▶ _WHAT YOU WILL DO_
Of the lines in the data below, count the ones holding the string "title", and answer with that number only.

▶ _Data records_
---*---

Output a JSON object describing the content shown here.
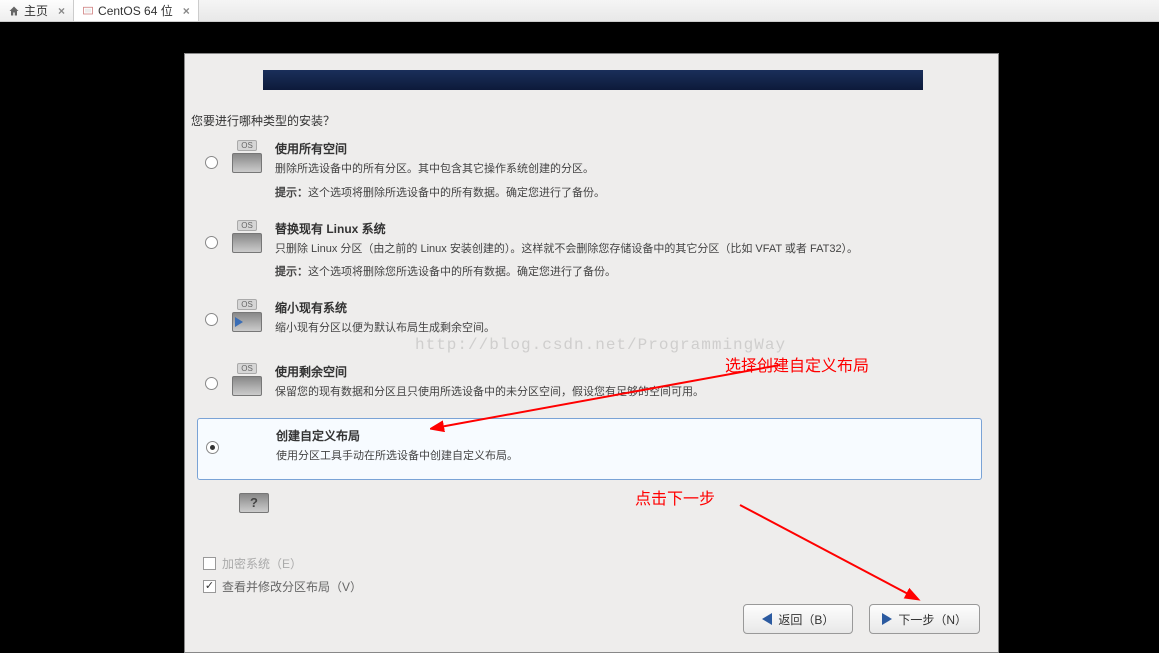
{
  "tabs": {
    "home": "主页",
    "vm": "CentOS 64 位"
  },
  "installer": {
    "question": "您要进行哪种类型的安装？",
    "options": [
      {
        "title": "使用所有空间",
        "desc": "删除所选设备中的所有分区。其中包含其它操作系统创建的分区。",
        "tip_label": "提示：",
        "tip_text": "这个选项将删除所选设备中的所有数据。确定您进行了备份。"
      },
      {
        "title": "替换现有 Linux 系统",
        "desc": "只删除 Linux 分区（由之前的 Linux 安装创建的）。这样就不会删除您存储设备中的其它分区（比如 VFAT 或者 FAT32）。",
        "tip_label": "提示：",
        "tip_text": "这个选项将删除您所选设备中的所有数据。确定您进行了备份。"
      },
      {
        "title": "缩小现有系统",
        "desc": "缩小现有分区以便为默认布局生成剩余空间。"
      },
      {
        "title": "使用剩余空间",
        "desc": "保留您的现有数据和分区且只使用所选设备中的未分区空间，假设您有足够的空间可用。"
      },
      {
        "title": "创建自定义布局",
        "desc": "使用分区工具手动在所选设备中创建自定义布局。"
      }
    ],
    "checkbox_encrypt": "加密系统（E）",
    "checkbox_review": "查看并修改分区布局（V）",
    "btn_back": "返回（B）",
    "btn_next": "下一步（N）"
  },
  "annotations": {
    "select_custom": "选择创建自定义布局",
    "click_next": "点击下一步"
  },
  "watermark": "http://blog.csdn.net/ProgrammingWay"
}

---*---

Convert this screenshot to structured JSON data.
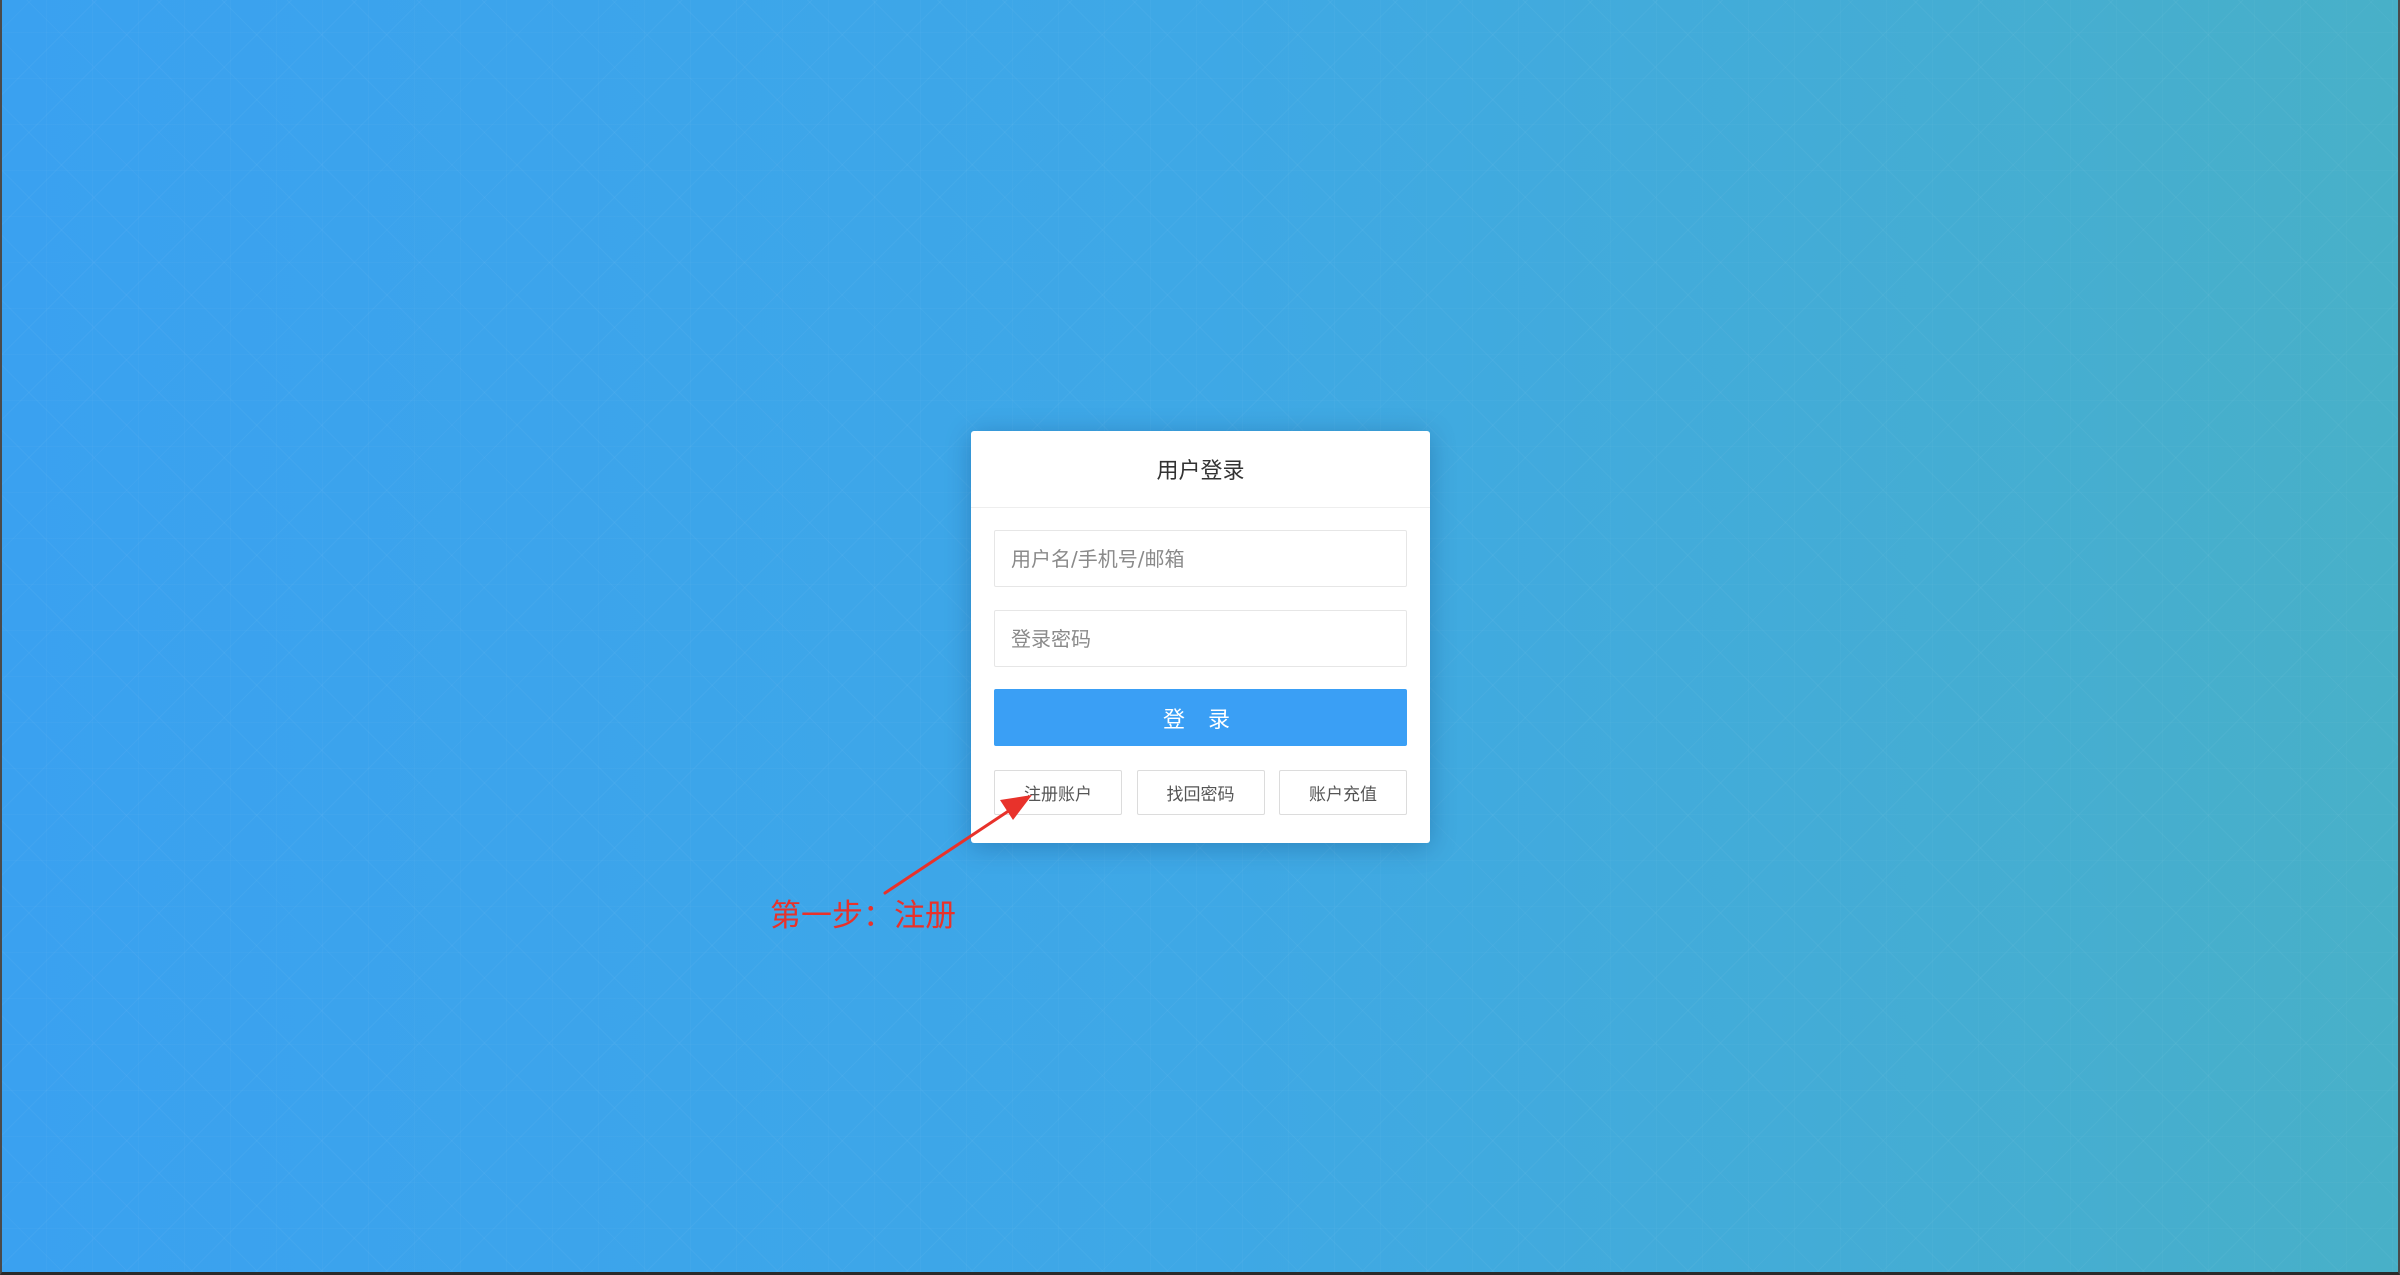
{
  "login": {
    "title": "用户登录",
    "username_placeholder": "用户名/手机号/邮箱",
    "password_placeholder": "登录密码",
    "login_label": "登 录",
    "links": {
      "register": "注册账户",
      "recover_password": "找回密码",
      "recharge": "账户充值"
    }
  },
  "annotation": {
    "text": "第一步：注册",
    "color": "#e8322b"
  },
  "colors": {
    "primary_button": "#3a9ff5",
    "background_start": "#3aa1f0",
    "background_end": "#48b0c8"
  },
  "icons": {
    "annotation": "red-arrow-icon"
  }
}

---*---

▶ _TASK RESPONSE_
6